▶ What the task asks: Repeat the whole listing exactly as written.

▶ Provided data:
□ □ □

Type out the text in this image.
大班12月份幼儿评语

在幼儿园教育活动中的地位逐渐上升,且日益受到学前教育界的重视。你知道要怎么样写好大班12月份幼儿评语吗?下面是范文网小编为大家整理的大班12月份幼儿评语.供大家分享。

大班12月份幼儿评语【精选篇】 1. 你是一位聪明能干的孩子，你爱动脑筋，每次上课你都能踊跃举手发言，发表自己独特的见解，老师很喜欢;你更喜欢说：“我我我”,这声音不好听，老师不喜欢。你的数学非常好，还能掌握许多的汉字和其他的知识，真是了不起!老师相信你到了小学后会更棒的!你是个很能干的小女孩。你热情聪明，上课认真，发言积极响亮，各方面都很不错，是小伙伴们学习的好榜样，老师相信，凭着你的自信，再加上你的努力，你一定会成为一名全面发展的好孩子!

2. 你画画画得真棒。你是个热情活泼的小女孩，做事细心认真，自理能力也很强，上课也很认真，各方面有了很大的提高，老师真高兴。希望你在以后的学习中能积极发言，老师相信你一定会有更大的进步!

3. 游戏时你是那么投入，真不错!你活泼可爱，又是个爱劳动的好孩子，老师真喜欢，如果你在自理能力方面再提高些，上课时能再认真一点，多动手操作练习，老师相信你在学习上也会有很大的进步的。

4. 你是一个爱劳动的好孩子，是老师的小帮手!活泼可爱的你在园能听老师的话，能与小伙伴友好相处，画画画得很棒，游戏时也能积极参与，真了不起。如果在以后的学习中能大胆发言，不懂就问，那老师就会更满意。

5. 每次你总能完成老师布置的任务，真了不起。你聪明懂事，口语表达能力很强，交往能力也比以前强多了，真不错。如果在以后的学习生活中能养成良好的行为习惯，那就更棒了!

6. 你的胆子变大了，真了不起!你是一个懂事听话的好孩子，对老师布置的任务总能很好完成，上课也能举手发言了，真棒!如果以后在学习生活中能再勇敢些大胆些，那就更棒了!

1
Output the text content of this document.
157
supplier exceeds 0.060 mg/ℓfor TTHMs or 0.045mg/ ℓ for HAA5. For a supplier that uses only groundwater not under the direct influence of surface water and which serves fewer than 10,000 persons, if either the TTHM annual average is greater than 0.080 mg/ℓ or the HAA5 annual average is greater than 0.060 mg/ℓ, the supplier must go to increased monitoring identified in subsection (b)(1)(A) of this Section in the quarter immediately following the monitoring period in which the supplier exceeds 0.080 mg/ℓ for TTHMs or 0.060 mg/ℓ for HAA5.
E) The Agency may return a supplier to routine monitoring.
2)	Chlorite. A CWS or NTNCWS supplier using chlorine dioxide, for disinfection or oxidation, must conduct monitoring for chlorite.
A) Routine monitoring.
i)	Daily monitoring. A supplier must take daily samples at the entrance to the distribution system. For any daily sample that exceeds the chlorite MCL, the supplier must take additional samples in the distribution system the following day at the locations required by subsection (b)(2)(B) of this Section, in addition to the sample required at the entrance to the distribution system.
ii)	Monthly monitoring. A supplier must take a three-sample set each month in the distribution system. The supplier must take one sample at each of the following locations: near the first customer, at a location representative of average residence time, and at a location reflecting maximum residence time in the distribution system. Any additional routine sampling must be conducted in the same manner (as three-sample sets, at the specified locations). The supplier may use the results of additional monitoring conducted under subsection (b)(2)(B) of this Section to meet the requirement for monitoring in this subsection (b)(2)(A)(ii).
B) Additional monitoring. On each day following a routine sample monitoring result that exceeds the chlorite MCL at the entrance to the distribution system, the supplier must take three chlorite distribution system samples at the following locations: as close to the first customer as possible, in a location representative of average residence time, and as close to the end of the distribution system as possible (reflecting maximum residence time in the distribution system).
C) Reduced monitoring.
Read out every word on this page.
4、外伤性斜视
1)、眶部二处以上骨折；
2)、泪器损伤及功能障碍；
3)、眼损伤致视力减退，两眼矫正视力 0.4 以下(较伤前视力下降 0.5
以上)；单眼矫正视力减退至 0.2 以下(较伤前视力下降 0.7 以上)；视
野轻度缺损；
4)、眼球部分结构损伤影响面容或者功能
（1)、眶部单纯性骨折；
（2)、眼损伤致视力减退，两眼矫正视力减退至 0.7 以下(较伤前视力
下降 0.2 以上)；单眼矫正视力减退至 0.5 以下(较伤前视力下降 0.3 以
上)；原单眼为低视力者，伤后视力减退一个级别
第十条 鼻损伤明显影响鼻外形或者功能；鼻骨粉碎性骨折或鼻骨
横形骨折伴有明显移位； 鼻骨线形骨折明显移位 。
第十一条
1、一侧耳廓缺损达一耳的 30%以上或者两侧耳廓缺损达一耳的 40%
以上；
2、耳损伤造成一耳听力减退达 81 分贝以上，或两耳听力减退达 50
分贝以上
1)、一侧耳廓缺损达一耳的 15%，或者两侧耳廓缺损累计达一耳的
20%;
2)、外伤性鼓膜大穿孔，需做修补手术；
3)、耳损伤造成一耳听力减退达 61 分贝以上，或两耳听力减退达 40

□ □ □

▶ Task response:
Type out the text in this image.
大班12月份幼儿评语

在幼儿园教育活动中的地位逐渐上升,且日益受到学前教育界的重视。你知道要怎么样写好大班12月份幼儿评语吗?下面是范文网小编为大家整理的大班12月份幼儿评语.供大家分享。

大班12月份幼儿评语【精选篇】 1. 你是一位聪明能干的孩子，你爱动脑筋，每次上课你都能踊跃举手发言，发表自己独特的见解，老师很喜欢;你更喜欢说：“我我我”,这声音不好听，老师不喜欢。你的数学非常好，还能掌握许多的汉字和其他的知识，真是了不起!老师相信你到了小学后会更棒的!你是个很能干的小女孩。你热情聪明，上课认真，发言积极响亮，各方面都很不错，是小伙伴们学习的好榜样，老师相信，凭着你的自信，再加上你的努力，你一定会成为一名全面发展的好孩子!

2. 你画画画得真棒。你是个热情活泼的小女孩，做事细心认真，自理能力也很强，上课也很认真，各方面有了很大的提高，老师真高兴。希望你在以后的学习中能积极发言，老师相信你一定会有更大的进步!

3. 游戏时你是那么投入，真不错!你活泼可爱，又是个爱劳动的好孩子，老师真喜欢，如果你在自理能力方面再提高些，上课时能再认真一点，多动手操作练习，老师相信你在学习上也会有很大的进步的。

4. 你是一个爱劳动的好孩子，是老师的小帮手!活泼可爱的你在园能听老师的话，能与小伙伴友好相处，画画画得很棒，游戏时也能积极参与，真了不起。如果在以后的学习中能大胆发言，不懂就问，那老师就会更满意。

5. 每次你总能完成老师布置的任务，真了不起。你聪明懂事，口语表达能力很强，交往能力也比以前强多了，真不错。如果在以后的学习生活中能养成良好的行为习惯，那就更棒了!

6. 你的胆子变大了，真了不起!你是一个懂事听话的好孩子，对老师布置的任务总能很好完成，上课也能举手发言了，真棒!如果以后在学习生活中能再勇敢些大胆些，那就更棒了!

1
Output the text content of this document.
157
supplier exceeds 0.060 mg/ℓfor TTHMs or 0.045mg/ ℓ for HAA5. For a supplier that uses only groundwater not under the direct influence of surface water and which serves fewer than 10,000 persons, if either the TTHM annual average is greater than 0.080 mg/ℓ or the HAA5 annual average is greater than 0.060 mg/ℓ, the supplier must go to increased monitoring identified in subsection (b)(1)(A) of this Section in the quarter immediately following the monitoring period in which the supplier exceeds 0.080 mg/ℓ for TTHMs or 0.060 mg/ℓ for HAA5.
E) The Agency may return a supplier to routine monitoring.
2)	Chlorite. A CWS or NTNCWS supplier using chlorine dioxide, for disinfection or oxidation, must conduct monitoring for chlorite.
A) Routine monitoring.
i)	Daily monitoring. A supplier must take daily samples at the entrance to the distribution system. For any daily sample that exceeds the chlorite MCL, the supplier must take additional samples in the distribution system the following day at the locations required by subsection (b)(2)(B) of this Section, in addition to the sample required at the entrance to the distribution system.
ii)	Monthly monitoring. A supplier must take a three-sample set each month in the distribution system. The supplier must take one sample at each of the following locations: near the first customer, at a location representative of average residence time, and at a location reflecting maximum residence time in the distribution system. Any additional routine sampling must be conducted in the same manner (as three-sample sets, at the specified locations). The supplier may use the results of additional monitoring conducted under subsection (b)(2)(B) of this Section to meet the requirement for monitoring in this subsection (b)(2)(A)(ii).
B) Additional monitoring. On each day following a routine sample monitoring result that exceeds the chlorite MCL at the entrance to the distribution system, the supplier must take three chlorite distribution system samples at the following locations: as close to the first customer as possible, in a location representative of average residence time, and as close to the end of the distribution system as possible (reflecting maximum residence time in the distribution system).
C) Reduced monitoring.
Read out every word on this page.
4、外伤性斜视
1)、眶部二处以上骨折；
2)、泪器损伤及功能障碍；
3)、眼损伤致视力减退，两眼矫正视力 0.4 以下(较伤前视力下降 0.5
以上)；单眼矫正视力减退至 0.2 以下(较伤前视力下降 0.7 以上)；视
野轻度缺损；
4)、眼球部分结构损伤影响面容或者功能
（1)、眶部单纯性骨折；
（2)、眼损伤致视力减退，两眼矫正视力减退至 0.7 以下(较伤前视力
下降 0.2 以上)；单眼矫正视力减退至 0.5 以下(较伤前视力下降 0.3 以
上)；原单眼为低视力者，伤后视力减退一个级别
第十条 鼻损伤明显影响鼻外形或者功能；鼻骨粉碎性骨折或鼻骨
横形骨折伴有明显移位； 鼻骨线形骨折明显移位 。
第十一条
1、一侧耳廓缺损达一耳的 30%以上或者两侧耳廓缺损达一耳的 40%
以上；
2、耳损伤造成一耳听力减退达 81 分贝以上，或两耳听力减退达 50
分贝以上
1)、一侧耳廓缺损达一耳的 15%，或者两侧耳廓缺损累计达一耳的
20%;
2)、外伤性鼓膜大穿孔，需做修补手术；
3)、耳损伤造成一耳听力减退达 61 分贝以上，或两耳听力减退达 40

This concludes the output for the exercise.